» STATED EXERCISE
Your task is to repeat the entries underneath exactly, minus the pictures.

## START ENTRIES

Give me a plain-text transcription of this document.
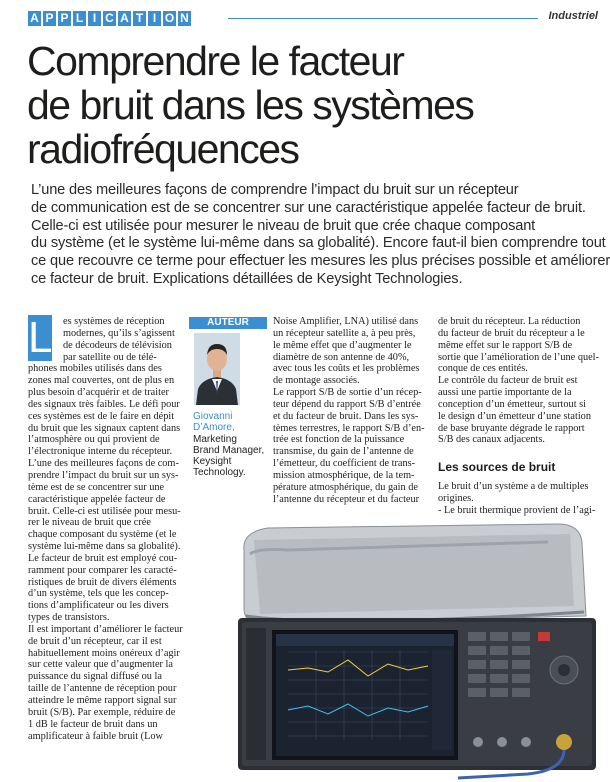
A P P L I C A T I O N	Industriel
Comprendre le facteur
de bruit dans les systèmes
radiofréquences
L’une des meilleures façons de comprendre l’impact du bruit sur un récepteur
de communication est de se concentrer sur une caractéristique appelée facteur de bruit.
Celle-ci est utilisée pour mesurer le niveau de bruit que crée chaque composant
du système (et le système lui-même dans sa globalité). Encore faut-il bien comprendre tout
ce que recouvre ce terme pour effectuer les mesures les plus précises possible et améliorer
ce facteur de bruit. Explications détaillées de Keysight Technologies.
L es systèmes de réception

modernes, qu’ils s’agissent

de décodeurs de télévision

par satellite ou de télé-

phones mobiles utilisés dans des

zones mal couvertes, ont de plus en

plus besoin d’acquérir et de traiter

des signaux très faibles. Le défi pour

ces systèmes est de le faire en dépit

du bruit que les signaux captent dans

l’atmosphère ou qui provient de

l’électronique interne du récepteur.

L’une des meilleures façons de com-

prendre l’impact du bruit sur un sys-

tème est de se concentrer sur une

caractéristique appelée facteur de

bruit. Celle-ci est utilisée pour mesu-

rer le niveau de bruit que crée

chaque composant du système (et le

système lui-même dans sa globalité).

Le facteur de bruit est employé cou-

ramment pour comparer les caracté-

ristiques de bruit de divers éléments

d’un système, tels que les concep-

tions d’amplificateur ou les divers

types de transistors.

Il est important d’améliorer le facteur

de bruit d’un récepteur, car il est

habituellement moins onéreux d’agir

sur cette valeur que d’augmenter la

puissance du signal diffusé ou la

taille de l’antenne de réception pour

atteindre le même rapport signal sur

bruit (S/B). Par exemple, réduire de

1 dB le facteur de bruit dans un

amplificateur à faible bruit (Low

AUTEUR
Giovanni
D’Amore,
Marketing
Brand Manager,
Keysight
Technology.

Noise Amplifier, LNA) utilisé dans

un récepteur satellite a, à peu près,

le même effet que d’augmenter le

diamètre de son antenne de 40%,

avec tous les coûts et les problèmes

de montage associés.

Le rapport S/B de sortie d’un récep-

teur dépend du rapport S/B d’entrée

et du facteur de bruit. Dans les sys-

tèmes terrestres, le rapport S/B d’en-

trée est fonction de la puissance

transmise, du gain de l’antenne de

l’émetteur, du coefficient de trans-

mission atmosphérique, de la tem-

pérature atmosphérique, du gain de

l’antenne du récepteur et du facteur

de bruit du récepteur. La réduction

du facteur de bruit du récepteur a le

même effet sur le rapport S/B de

sortie que l’amélioration de l’une quel-

conque de ces entités.

Le contrôle du facteur de bruit est

aussi une partie importante de la

conception d’un émetteur, surtout si

le design d’un émetteur d’une station

de base bruyante dégrade le rapport

S/B des canaux adjacents.

Les sources de bruit

Le bruit d’un système a de multiples

origines.

- Le bruit thermique provient de l’agi-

## END ENTRIES

» RESULT OF THE EXERCISE
Give me a plain-text transcription of this document.
A P P L I C A T I O N	Industriel
Comprendre le facteur
de bruit dans les systèmes
radiofréquences
L’une des meilleures façons de comprendre l’impact du bruit sur un récepteur
de communication est de se concentrer sur une caractéristique appelée facteur de bruit.
Celle-ci est utilisée pour mesurer le niveau de bruit que crée chaque composant
du système (et le système lui-même dans sa globalité). Encore faut-il bien comprendre tout
ce que recouvre ce terme pour effectuer les mesures les plus précises possible et améliorer
ce facteur de bruit. Explications détaillées de Keysight Technologies.
L es systèmes de réception

modernes, qu’ils s’agissent

de décodeurs de télévision

par satellite ou de télé-

phones mobiles utilisés dans des

zones mal couvertes, ont de plus en

plus besoin d’acquérir et de traiter

des signaux très faibles. Le défi pour

ces systèmes est de le faire en dépit

du bruit que les signaux captent dans

l’atmosphère ou qui provient de

l’électronique interne du récepteur.

L’une des meilleures façons de com-

prendre l’impact du bruit sur un sys-

tème est de se concentrer sur une

caractéristique appelée facteur de

bruit. Celle-ci est utilisée pour mesu-

rer le niveau de bruit que crée

chaque composant du système (et le

système lui-même dans sa globalité).

Le facteur de bruit est employé cou-

ramment pour comparer les caracté-

ristiques de bruit de divers éléments

d’un système, tels que les concep-

tions d’amplificateur ou les divers

types de transistors.

Il est important d’améliorer le facteur

de bruit d’un récepteur, car il est

habituellement moins onéreux d’agir

sur cette valeur que d’augmenter la

puissance du signal diffusé ou la

taille de l’antenne de réception pour

atteindre le même rapport signal sur

bruit (S/B). Par exemple, réduire de

1 dB le facteur de bruit dans un

amplificateur à faible bruit (Low

AUTEUR
Giovanni
D’Amore,
Marketing
Brand Manager,
Keysight
Technology.

Noise Amplifier, LNA) utilisé dans

un récepteur satellite a, à peu près,

le même effet que d’augmenter le

diamètre de son antenne de 40%,

avec tous les coûts et les problèmes

de montage associés.

Le rapport S/B de sortie d’un récep-

teur dépend du rapport S/B d’entrée

et du facteur de bruit. Dans les sys-

tèmes terrestres, le rapport S/B d’en-

trée est fonction de la puissance

transmise, du gain de l’antenne de

l’émetteur, du coefficient de trans-

mission atmosphérique, de la tem-

pérature atmosphérique, du gain de

l’antenne du récepteur et du facteur

de bruit du récepteur. La réduction

du facteur de bruit du récepteur a le

même effet sur le rapport S/B de

sortie que l’amélioration de l’une quel-

conque de ces entités.

Le contrôle du facteur de bruit est

aussi une partie importante de la

conception d’un émetteur, surtout si

le design d’un émetteur d’une station

de base bruyante dégrade le rapport

S/B des canaux adjacents.

Les sources de bruit

Le bruit d’un système a de multiples

origines.

- Le bruit thermique provient de l’agi-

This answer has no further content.